# [RECORD EXCERPTS]
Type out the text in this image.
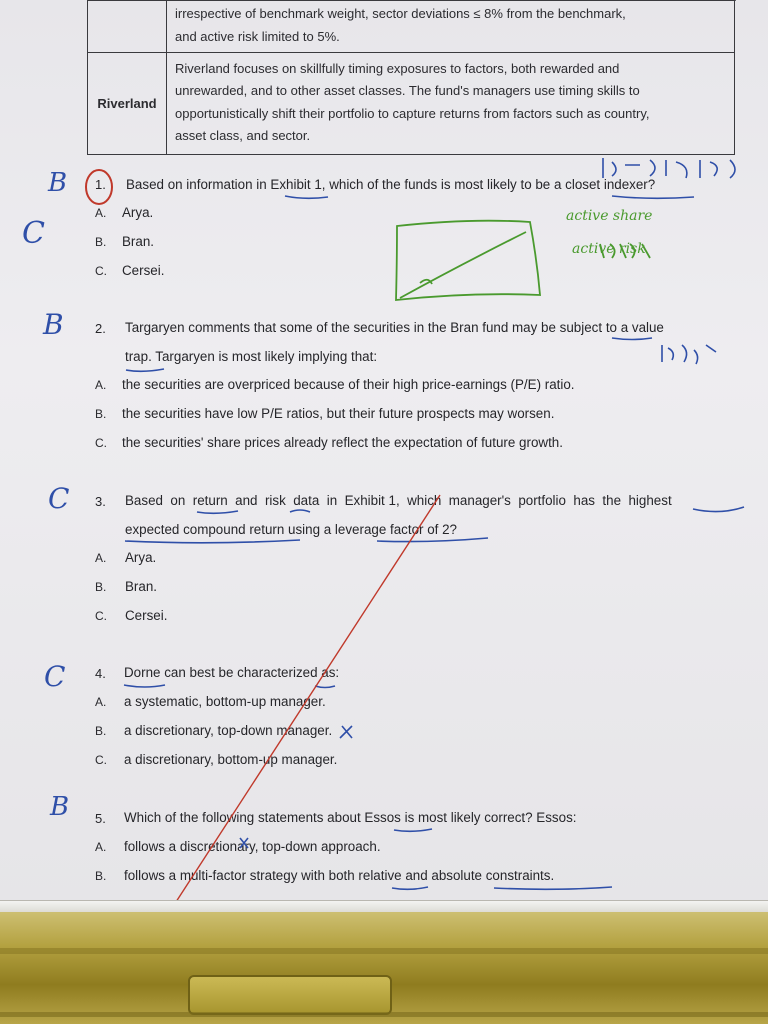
	irrespective of benchmark weight, sector deviations ≤ 8% from the benchmark,
and active risk limited to 5%.

Riverland	Riverland focuses on skillfully timing exposures to factors, both rewarded and
unrewarded, and to other asset classes. The fund's managers use timing skills to
opportunistically shift their portfolio to capture returns from factors such as country,
asset class, and sector.
1. Based on information in Exhibit 1, which of the funds is most likely to be a closet indexer?
A. Arya.
B. Bran.
C. Cersei.
2. Targaryen comments that some of the securities in the Bran fund may be subject to a value
trap. Targaryen is most likely implying that:
A. the securities are overpriced because of their high price-earnings (P/E) ratio.
B. the securities have low P/E ratios, but their future prospects may worsen.
C. the securities' share prices already reflect the expectation of future growth.
3. Based  on  return  and  risk  data  in  Exhibit 1,  which  manager's  portfolio  has  the  highest
expected compound return using a leverage factor of 2?
A. Arya.
B. Bran.
C. Cersei.
4. Dorne can best be characterized as:
A. a systematic, bottom-up manager.
B. a discretionary, top-down manager.
C. a discretionary, bottom-up manager.
5. Which of the following statements about Essos is most likely correct? Essos:
A. follows a discretionary, top-down approach.
B. follows a multi-factor strategy with both relative and absolute constraints.
B
B
C
C
B
C	active share
active risk
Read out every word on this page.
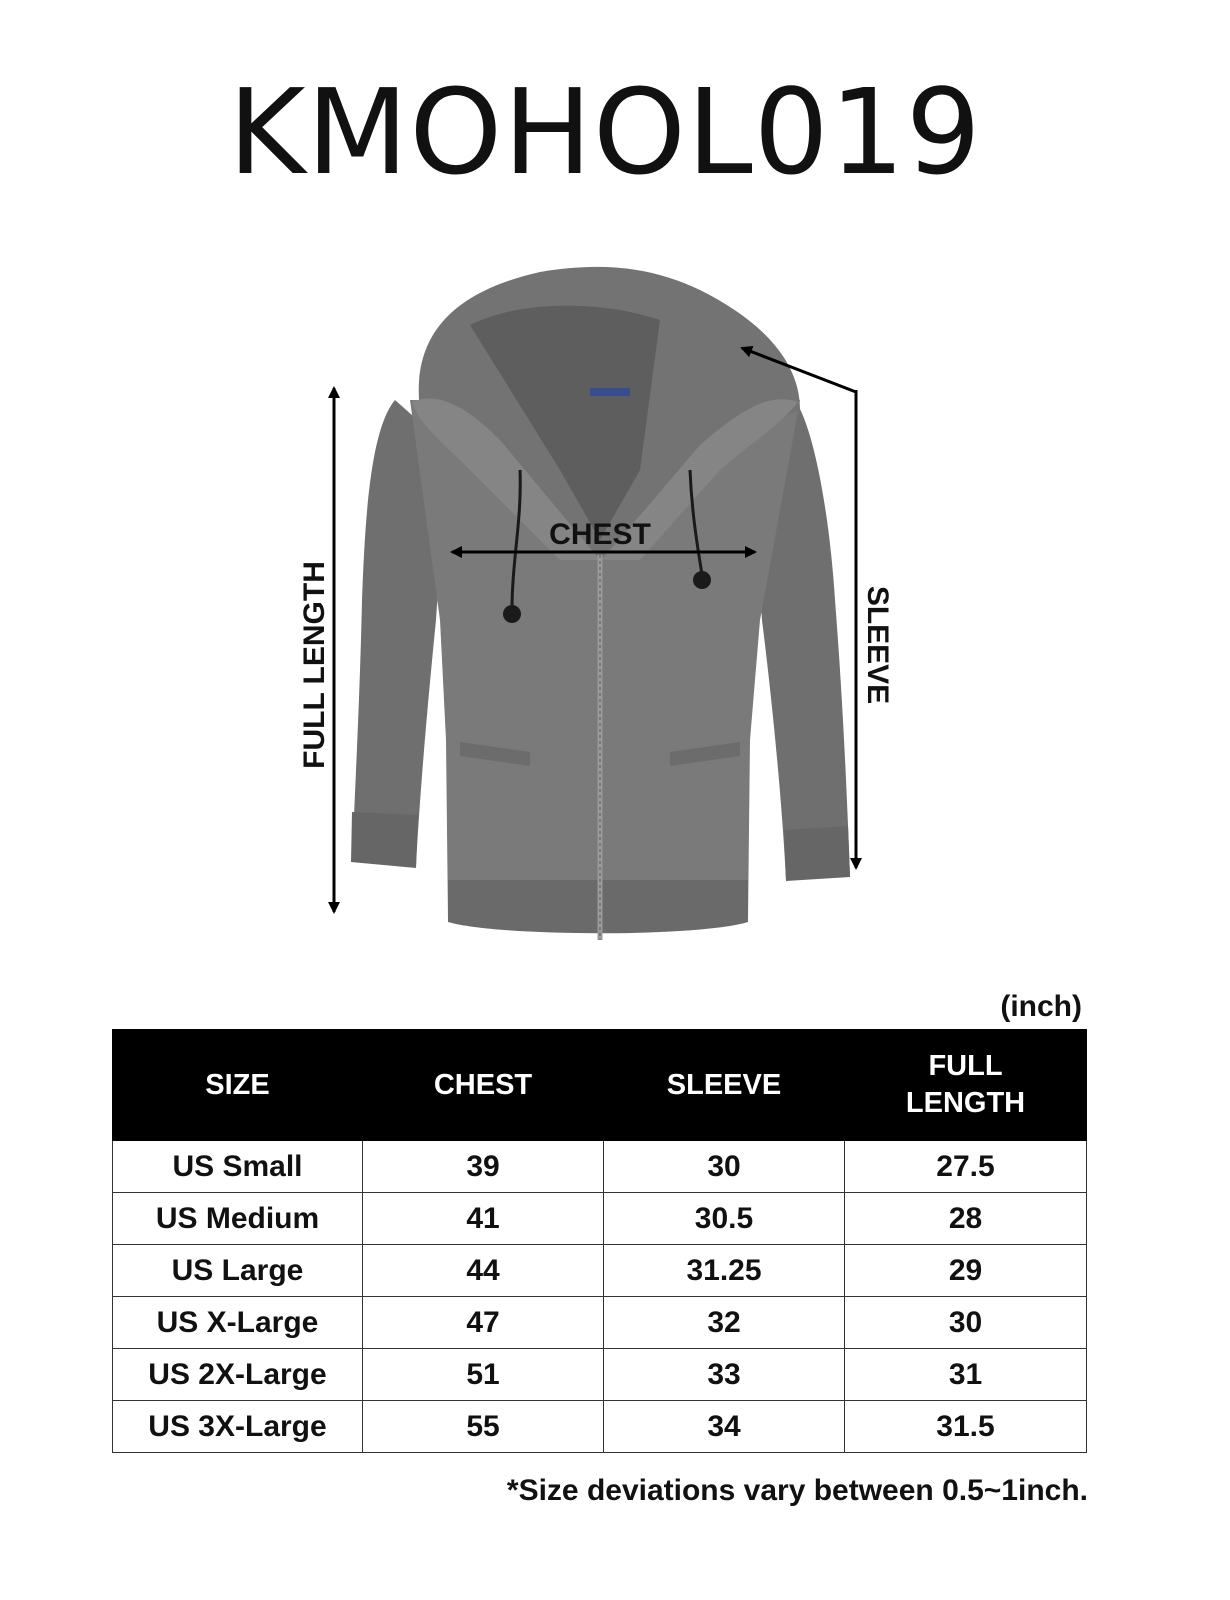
KMOHOL019
CHEST
FULL LENGTH	SLEEVE
(inch)
SIZE	CHEST	SLEEVE	FULL
LENGTH
US Small	39	30	27.5
US Medium	41	30.5	28
US Large	44	31.25	29
US X-Large	47	32	30
US 2X-Large	51	33	31
US 3X-Large	55	34	31.5
*Size deviations vary between 0.5~1inch.
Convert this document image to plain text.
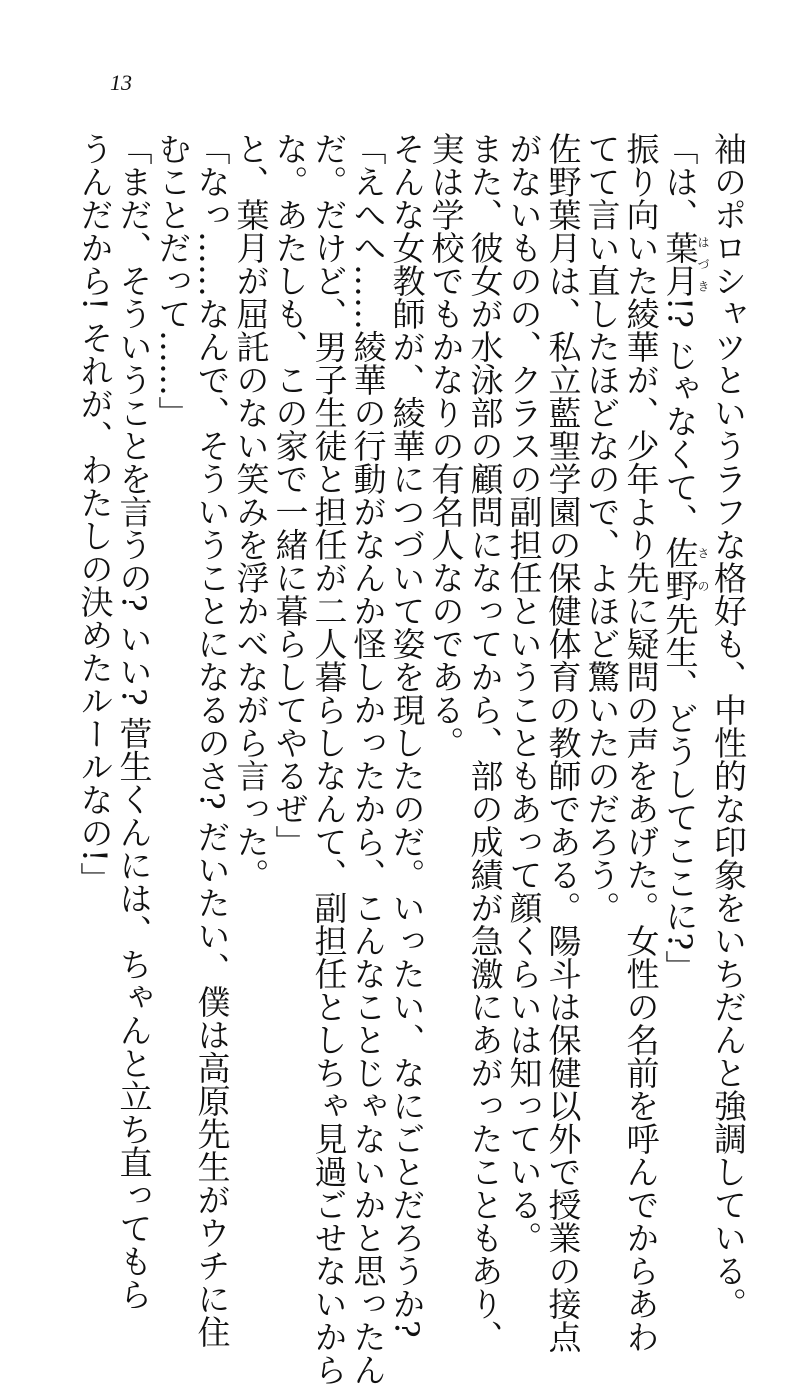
13
袖のポロシャツというラフな格好も、中性的な印象をいちだんと強調している。
「は、葉月はづき!? じゃなくて、佐野さの先生、どうしてここに?」
振り向いた綾華が、少年より先に疑問の声をあげた。女性の名前を呼んでからあわ
てて言い直したほどなので、よほど驚いたのだろう。
佐野葉月は、私立藍聖学園の保健体育の教師である。陽斗は保健以外で授業の接点
がないものの、クラスの副担任ということもあって顔くらいは知っている。
また、彼女が水泳部の顧問になってから、部の成績が急激にあがったこともあり、
実は学校でもかなりの有名人なのである。
そんな女教師が、綾華につづいて姿を現したのだ。いったい、なにごとだろうか?
「えへへ……綾華の行動がなんか怪しかったから、こんなことじゃないかと思ったん
だ。だけど、男子生徒と担任が二人暮らしなんて、副担任としちゃ見過ごせないから
な。あたしも、この家で一緒に暮らしてやるぜ」
と、葉月が屈託のない笑みを浮かべながら言った。
「なっ……なんで、そういうことになるのさ? だいたい、僕は高原先生がウチに住
むことだって……」
「まだ、そういうことを言うの? いい? 菅生くんには、ちゃんと立ち直ってもら
うんだから! それが、わたしの決めたルールなの!」
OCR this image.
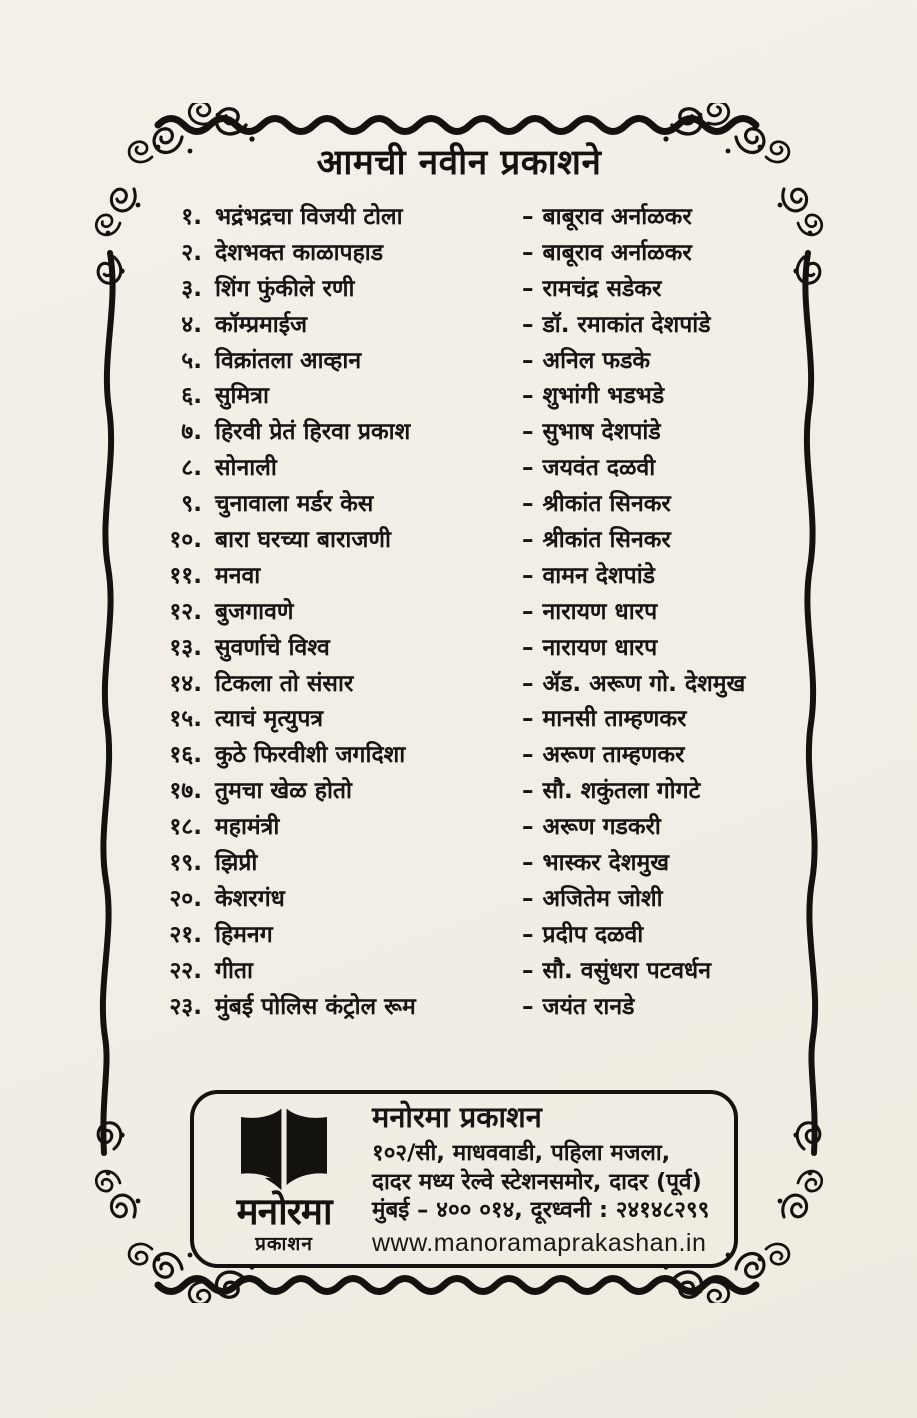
आमची नवीन प्रकाशने
१. भद्रंभद्रचा विजयी टोला	– बाबूराव अर्नाळकर
२. देशभक्त काळापहाड	– बाबूराव अर्नाळकर
३. शिंग फुंकीले रणी	– रामचंद्र सडेकर
४. कॉम्प्रमाईज	– डॉ. रमाकांत देशपांडे
५. विक्रांतला आव्हान	– अनिल फडके
६. सुमित्रा	– शुभांगी भडभडे
७. हिरवी प्रेतं हिरवा प्रकाश	– सुभाष देशपांडे
८. सोनाली	– जयवंत दळवी
९. चुनावाला मर्डर केस	– श्रीकांत सिनकर
१०. बारा घरच्या बाराजणी	– श्रीकांत सिनकर
११. मनवा	– वामन देशपांडे
१२. बुजगावणे	– नारायण धारप
१३. सुवर्णाचे विश्व	– नारायण धारप
१४. टिकला तो संसार	– ॲड. अरूण गो. देशमुख
१५. त्याचं मृत्युपत्र	– मानसी ताम्हणकर
१६. कुठे फिरवीशी जगदिशा	– अरूण ताम्हणकर
१७. तुमचा खेळ होतो	– सौ. शकुंतला गोगटे
१८. महामंत्री	– अरूण गडकरी
१९. झिप्री	– भास्कर देशमुख
२०. केशरगंध	– अजितेम जोशी
२१. हिमनग	– प्रदीप दळवी
२२. गीता	– सौ. वसुंधरा पटवर्धन
२३. मुंबई पोलिस कंट्रोल रूम	– जयंत रानडे
मनोरमा
प्रकाशन
मनोरमा प्रकाशन
१०२/सी, माधववाडी, पहिला मजला,
दादर मध्य रेल्वे स्टेशनसमोर, दादर (पूर्व)
मुंबई – ४०० ०१४, दूरध्वनी : २४१४८२९९
www.manoramaprakashan.in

# [TASK GOAL]
All the records above need to be given again word for word. Skip the pictures.

# [FULL RESPONSE]
Type out the text in this image.
	irrespective of benchmark weight, sector deviations ≤ 8% from the benchmark,
and active risk limited to 5%.

Riverland	Riverland focuses on skillfully timing exposures to factors, both rewarded and
unrewarded, and to other asset classes. The fund's managers use timing skills to
opportunistically shift their portfolio to capture returns from factors such as country,
asset class, and sector.
1. Based on information in Exhibit 1, which of the funds is most likely to be a closet indexer?
A. Arya.
B. Bran.
C. Cersei.
2. Targaryen comments that some of the securities in the Bran fund may be subject to a value
trap. Targaryen is most likely implying that:
A. the securities are overpriced because of their high price-earnings (P/E) ratio.
B. the securities have low P/E ratios, but their future prospects may worsen.
C. the securities' share prices already reflect the expectation of future growth.
3. Based  on  return  and  risk  data  in  Exhibit 1,  which  manager's  portfolio  has  the  highest
expected compound return using a leverage factor of 2?
A. Arya.
B. Bran.
C. Cersei.
4. Dorne can best be characterized as:
A. a systematic, bottom-up manager.
B. a discretionary, top-down manager.
C. a discretionary, bottom-up manager.
5. Which of the following statements about Essos is most likely correct? Essos:
A. follows a discretionary, top-down approach.
B. follows a multi-factor strategy with both relative and absolute constraints.
B
B
C
C
B
C	active share
active risk
Read out every word on this page.
KMOHOL019
CHEST
FULL LENGTH	SLEEVE
(inch)
SIZE	CHEST	SLEEVE	FULL
LENGTH
US Small	39	30	27.5
US Medium	41	30.5	28
US Large	44	31.25	29
US X-Large	47	32	30
US 2X-Large	51	33	31
US 3X-Large	55	34	31.5
*Size deviations vary between 0.5~1inch.
Convert this document image to plain text.
13
袖のポロシャツというラフな格好も、中性的な印象をいちだんと強調している。
「は、葉月はづき!? じゃなくて、佐野さの先生、どうしてここに?」
振り向いた綾華が、少年より先に疑問の声をあげた。女性の名前を呼んでからあわ
てて言い直したほどなので、よほど驚いたのだろう。
佐野葉月は、私立藍聖学園の保健体育の教師である。陽斗は保健以外で授業の接点
がないものの、クラスの副担任ということもあって顔くらいは知っている。
また、彼女が水泳部の顧問になってから、部の成績が急激にあがったこともあり、
実は学校でもかなりの有名人なのである。
そんな女教師が、綾華につづいて姿を現したのだ。いったい、なにごとだろうか?
「えへへ……綾華の行動がなんか怪しかったから、こんなことじゃないかと思ったん
だ。だけど、男子生徒と担任が二人暮らしなんて、副担任としちゃ見過ごせないから
な。あたしも、この家で一緒に暮らしてやるぜ」
と、葉月が屈託のない笑みを浮かべながら言った。
「なっ……なんで、そういうことになるのさ? だいたい、僕は高原先生がウチに住
むことだって……」
「まだ、そういうことを言うの? いい? 菅生くんには、ちゃんと立ち直ってもら
うんだから! それが、わたしの決めたルールなの!」
OCR this image.
आमची नवीन प्रकाशने
१. भद्रंभद्रचा विजयी टोला	– बाबूराव अर्नाळकर
२. देशभक्त काळापहाड	– बाबूराव अर्नाळकर
३. शिंग फुंकीले रणी	– रामचंद्र सडेकर
४. कॉम्प्रमाईज	– डॉ. रमाकांत देशपांडे
५. विक्रांतला आव्हान	– अनिल फडके
६. सुमित्रा	– शुभांगी भडभडे
७. हिरवी प्रेतं हिरवा प्रकाश	– सुभाष देशपांडे
८. सोनाली	– जयवंत दळवी
९. चुनावाला मर्डर केस	– श्रीकांत सिनकर
१०. बारा घरच्या बाराजणी	– श्रीकांत सिनकर
११. मनवा	– वामन देशपांडे
१२. बुजगावणे	– नारायण धारप
१३. सुवर्णाचे विश्व	– नारायण धारप
१४. टिकला तो संसार	– ॲड. अरूण गो. देशमुख
१५. त्याचं मृत्युपत्र	– मानसी ताम्हणकर
१६. कुठे फिरवीशी जगदिशा	– अरूण ताम्हणकर
१७. तुमचा खेळ होतो	– सौ. शकुंतला गोगटे
१८. महामंत्री	– अरूण गडकरी
१९. झिप्री	– भास्कर देशमुख
२०. केशरगंध	– अजितेम जोशी
२१. हिमनग	– प्रदीप दळवी
२२. गीता	– सौ. वसुंधरा पटवर्धन
२३. मुंबई पोलिस कंट्रोल रूम	– जयंत रानडे
मनोरमा
प्रकाशन
मनोरमा प्रकाशन
१०२/सी, माधववाडी, पहिला मजला,
दादर मध्य रेल्वे स्टेशनसमोर, दादर (पूर्व)
मुंबई – ४०० ०१४, दूरध्वनी : २४१४८२९९
www.manoramaprakashan.in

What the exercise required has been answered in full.